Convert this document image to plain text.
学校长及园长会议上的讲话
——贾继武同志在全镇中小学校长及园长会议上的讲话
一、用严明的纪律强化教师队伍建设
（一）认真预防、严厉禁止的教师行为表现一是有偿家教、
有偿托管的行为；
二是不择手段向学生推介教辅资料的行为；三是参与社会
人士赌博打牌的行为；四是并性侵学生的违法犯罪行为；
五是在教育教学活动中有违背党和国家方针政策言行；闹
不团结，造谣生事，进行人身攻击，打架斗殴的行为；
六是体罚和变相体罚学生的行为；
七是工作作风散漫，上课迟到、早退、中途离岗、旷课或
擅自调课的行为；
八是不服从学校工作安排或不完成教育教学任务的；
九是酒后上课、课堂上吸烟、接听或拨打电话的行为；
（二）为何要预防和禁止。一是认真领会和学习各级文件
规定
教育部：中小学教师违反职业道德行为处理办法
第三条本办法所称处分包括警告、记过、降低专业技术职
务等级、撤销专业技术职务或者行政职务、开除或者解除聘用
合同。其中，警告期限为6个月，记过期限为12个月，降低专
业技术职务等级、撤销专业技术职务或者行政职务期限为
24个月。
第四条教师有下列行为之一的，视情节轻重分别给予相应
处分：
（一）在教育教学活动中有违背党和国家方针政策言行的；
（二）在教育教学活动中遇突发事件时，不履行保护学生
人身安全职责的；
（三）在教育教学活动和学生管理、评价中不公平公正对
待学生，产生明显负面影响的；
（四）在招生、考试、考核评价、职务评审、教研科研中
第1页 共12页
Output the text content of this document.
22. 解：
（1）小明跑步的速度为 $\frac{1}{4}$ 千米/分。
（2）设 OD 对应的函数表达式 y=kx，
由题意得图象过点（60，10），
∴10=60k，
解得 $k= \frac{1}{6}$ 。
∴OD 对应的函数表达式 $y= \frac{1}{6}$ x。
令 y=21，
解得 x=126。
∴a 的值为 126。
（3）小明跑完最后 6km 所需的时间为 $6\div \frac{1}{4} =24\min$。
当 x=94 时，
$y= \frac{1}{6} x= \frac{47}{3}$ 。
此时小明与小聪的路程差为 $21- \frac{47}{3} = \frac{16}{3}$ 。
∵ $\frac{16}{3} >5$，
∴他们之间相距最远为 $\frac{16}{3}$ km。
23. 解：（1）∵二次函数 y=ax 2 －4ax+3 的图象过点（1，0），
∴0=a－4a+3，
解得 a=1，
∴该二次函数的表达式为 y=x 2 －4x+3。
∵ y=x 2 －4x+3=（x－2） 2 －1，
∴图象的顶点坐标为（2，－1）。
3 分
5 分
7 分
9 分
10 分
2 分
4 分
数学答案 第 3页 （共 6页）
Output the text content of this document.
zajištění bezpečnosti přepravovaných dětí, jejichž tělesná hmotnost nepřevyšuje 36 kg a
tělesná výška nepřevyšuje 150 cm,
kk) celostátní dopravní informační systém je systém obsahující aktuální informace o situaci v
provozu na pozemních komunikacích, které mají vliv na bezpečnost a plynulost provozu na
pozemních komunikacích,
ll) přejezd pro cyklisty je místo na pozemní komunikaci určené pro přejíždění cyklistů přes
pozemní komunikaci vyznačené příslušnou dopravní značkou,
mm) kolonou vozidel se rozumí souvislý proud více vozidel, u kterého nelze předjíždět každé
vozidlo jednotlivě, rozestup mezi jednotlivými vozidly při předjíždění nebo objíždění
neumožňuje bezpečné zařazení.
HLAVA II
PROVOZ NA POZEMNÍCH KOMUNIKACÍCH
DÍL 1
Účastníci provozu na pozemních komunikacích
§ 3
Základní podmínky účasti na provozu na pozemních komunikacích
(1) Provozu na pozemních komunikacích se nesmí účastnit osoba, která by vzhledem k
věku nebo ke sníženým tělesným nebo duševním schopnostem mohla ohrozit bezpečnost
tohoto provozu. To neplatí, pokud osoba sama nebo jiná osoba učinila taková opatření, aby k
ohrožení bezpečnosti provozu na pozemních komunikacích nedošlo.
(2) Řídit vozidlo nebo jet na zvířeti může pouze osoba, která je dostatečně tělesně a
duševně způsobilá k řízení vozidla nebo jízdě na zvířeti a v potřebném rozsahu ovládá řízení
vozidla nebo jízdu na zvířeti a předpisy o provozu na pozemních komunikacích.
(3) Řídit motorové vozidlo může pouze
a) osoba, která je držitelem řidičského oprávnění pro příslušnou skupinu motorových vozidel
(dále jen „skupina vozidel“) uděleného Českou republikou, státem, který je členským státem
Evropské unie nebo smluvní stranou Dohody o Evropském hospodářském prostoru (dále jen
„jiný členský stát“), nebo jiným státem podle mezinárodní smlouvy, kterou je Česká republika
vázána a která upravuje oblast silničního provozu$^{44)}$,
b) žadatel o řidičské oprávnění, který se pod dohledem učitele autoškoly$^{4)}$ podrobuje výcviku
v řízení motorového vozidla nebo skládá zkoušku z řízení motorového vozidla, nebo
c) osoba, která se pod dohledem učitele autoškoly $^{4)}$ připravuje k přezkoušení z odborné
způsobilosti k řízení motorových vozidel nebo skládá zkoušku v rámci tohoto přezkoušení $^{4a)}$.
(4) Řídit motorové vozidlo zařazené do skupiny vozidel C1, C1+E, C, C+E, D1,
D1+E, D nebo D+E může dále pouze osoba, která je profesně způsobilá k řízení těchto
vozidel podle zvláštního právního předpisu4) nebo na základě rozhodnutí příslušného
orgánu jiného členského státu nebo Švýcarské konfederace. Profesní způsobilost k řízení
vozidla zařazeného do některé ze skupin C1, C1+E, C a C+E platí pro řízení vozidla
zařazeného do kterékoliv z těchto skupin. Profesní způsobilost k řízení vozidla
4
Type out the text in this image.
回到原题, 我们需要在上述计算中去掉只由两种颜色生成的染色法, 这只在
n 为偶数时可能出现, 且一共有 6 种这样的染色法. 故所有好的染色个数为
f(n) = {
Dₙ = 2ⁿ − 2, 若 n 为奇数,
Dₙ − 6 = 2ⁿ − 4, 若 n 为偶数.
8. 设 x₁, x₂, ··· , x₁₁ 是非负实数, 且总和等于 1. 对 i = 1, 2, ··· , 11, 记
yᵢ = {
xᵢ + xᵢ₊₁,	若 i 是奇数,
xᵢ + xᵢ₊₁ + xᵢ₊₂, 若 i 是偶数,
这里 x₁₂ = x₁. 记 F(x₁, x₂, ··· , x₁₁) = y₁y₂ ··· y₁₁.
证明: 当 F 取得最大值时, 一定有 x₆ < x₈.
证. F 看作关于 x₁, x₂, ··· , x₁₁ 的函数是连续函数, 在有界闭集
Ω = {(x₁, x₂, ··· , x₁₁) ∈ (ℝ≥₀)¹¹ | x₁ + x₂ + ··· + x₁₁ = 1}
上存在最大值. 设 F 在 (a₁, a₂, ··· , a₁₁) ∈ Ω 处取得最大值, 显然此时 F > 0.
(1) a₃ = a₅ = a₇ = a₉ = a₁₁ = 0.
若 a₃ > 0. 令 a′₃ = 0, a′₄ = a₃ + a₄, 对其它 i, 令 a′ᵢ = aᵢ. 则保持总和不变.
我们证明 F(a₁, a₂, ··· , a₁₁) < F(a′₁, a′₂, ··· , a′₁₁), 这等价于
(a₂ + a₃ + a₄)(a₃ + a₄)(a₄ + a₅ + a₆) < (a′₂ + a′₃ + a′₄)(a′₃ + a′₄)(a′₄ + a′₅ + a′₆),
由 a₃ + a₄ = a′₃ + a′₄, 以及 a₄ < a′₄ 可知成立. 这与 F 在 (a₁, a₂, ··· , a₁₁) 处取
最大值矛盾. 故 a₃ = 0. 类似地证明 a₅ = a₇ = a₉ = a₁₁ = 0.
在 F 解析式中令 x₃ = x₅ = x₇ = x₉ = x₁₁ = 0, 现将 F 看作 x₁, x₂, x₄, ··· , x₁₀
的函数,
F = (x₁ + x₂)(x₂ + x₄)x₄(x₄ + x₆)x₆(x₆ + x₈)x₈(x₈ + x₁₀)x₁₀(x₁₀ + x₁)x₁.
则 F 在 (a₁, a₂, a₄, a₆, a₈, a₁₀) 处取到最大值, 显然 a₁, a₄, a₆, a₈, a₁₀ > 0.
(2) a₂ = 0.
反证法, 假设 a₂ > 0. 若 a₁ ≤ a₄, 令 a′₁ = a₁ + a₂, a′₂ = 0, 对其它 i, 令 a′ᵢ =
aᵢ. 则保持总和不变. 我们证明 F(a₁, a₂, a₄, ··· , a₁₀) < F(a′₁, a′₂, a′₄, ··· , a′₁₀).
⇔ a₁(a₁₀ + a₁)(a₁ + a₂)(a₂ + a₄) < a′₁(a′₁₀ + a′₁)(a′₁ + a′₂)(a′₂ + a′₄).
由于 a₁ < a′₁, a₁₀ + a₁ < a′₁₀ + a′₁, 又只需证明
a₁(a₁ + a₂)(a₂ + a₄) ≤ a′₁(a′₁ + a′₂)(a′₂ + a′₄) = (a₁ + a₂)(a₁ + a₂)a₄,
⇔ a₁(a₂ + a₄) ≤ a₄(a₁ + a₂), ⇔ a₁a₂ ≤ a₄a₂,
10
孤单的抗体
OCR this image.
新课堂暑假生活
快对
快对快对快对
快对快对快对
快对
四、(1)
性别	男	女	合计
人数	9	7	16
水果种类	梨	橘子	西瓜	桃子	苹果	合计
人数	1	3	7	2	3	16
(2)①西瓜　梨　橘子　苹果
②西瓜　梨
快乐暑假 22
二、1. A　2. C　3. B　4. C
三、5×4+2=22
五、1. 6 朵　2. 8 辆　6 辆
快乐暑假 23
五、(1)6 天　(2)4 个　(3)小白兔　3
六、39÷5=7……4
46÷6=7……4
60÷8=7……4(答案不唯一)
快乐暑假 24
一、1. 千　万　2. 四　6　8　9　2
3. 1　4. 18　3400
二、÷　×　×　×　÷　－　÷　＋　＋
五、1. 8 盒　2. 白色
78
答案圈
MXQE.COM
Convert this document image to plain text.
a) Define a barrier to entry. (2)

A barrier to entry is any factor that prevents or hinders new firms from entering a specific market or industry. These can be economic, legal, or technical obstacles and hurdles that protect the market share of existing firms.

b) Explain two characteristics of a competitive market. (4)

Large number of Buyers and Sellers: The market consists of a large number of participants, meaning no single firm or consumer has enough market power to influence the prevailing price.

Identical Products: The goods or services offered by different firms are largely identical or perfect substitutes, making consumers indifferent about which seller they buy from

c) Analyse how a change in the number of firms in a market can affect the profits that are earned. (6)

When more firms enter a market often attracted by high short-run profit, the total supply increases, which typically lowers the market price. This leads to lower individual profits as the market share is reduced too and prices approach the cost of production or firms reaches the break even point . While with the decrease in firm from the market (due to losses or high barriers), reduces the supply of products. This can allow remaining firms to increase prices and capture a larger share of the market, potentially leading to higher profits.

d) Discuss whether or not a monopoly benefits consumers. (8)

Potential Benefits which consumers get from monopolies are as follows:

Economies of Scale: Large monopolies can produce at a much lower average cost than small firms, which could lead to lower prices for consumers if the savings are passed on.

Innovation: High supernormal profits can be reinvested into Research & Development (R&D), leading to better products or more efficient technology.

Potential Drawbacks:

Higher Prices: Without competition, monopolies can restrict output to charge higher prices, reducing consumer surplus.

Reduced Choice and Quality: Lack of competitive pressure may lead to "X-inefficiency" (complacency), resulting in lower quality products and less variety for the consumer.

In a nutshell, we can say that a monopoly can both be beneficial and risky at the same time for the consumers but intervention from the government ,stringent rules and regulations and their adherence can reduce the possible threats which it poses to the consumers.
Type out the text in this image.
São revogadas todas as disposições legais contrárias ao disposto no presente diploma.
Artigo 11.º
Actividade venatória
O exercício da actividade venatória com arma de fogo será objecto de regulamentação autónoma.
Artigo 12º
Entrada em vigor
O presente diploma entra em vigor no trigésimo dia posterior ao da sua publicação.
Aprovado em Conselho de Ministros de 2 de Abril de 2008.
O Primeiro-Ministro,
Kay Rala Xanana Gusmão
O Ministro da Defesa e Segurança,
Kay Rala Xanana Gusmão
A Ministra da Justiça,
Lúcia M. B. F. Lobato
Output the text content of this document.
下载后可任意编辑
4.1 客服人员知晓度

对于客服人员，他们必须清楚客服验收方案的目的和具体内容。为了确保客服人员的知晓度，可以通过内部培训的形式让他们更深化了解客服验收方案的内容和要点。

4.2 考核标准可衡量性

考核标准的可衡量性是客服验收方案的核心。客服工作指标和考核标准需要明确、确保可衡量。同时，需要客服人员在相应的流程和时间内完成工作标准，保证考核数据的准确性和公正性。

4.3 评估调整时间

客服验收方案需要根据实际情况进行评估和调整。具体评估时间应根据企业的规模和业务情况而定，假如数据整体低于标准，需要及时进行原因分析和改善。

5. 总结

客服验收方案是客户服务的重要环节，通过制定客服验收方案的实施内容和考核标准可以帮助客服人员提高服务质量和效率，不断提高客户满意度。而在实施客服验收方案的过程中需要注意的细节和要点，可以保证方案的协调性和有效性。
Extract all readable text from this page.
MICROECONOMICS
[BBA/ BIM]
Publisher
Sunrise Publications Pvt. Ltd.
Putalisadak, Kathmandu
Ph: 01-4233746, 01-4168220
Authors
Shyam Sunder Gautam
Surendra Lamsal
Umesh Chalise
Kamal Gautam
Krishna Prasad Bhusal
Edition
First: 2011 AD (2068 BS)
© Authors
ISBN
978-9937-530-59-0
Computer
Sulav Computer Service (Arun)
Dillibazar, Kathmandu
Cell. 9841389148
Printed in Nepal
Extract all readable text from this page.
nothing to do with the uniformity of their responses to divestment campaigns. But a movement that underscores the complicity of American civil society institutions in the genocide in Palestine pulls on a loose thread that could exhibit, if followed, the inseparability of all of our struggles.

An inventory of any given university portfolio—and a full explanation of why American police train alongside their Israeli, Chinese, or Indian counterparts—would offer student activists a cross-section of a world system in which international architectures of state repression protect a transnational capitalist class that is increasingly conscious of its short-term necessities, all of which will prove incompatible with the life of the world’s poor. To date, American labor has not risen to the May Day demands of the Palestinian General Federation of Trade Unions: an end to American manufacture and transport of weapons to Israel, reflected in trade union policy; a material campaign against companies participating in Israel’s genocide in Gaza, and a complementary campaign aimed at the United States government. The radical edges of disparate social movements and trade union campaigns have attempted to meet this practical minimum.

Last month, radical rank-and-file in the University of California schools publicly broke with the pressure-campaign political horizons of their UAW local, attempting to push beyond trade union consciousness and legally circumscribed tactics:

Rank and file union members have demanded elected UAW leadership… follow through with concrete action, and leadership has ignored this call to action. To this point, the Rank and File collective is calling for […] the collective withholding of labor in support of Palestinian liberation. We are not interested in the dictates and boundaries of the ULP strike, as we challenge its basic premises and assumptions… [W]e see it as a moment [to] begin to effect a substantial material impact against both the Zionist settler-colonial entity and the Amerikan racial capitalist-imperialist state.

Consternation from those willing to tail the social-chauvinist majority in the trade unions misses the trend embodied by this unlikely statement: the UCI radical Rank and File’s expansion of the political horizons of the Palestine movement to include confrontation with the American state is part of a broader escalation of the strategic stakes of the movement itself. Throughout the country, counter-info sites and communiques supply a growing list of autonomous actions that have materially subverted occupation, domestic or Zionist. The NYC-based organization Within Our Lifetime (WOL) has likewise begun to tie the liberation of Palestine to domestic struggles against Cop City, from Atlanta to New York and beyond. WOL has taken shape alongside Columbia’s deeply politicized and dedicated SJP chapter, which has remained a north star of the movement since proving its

⁂

Required work:
Scan the material above for the word "leading". Copy each line where it occurs.

Exercise response:
When more firms enter a market often attracted by high short-run profit, the total supply increases, which typically lowers the market price. This leads to lower individual profits as the market share is reduced too and prices approach the cost of production or firms reaches the break even point . While with the decrease in firm from the market (due to losses or high barriers), reduces the supply of products. This can allow remaining firms to increase prices and capture a larger share of the market, potentially leading to higher profits.
Innovation: High supernormal profits can be reinvested into Research & Development (R&D), leading to better products or more efficient technology.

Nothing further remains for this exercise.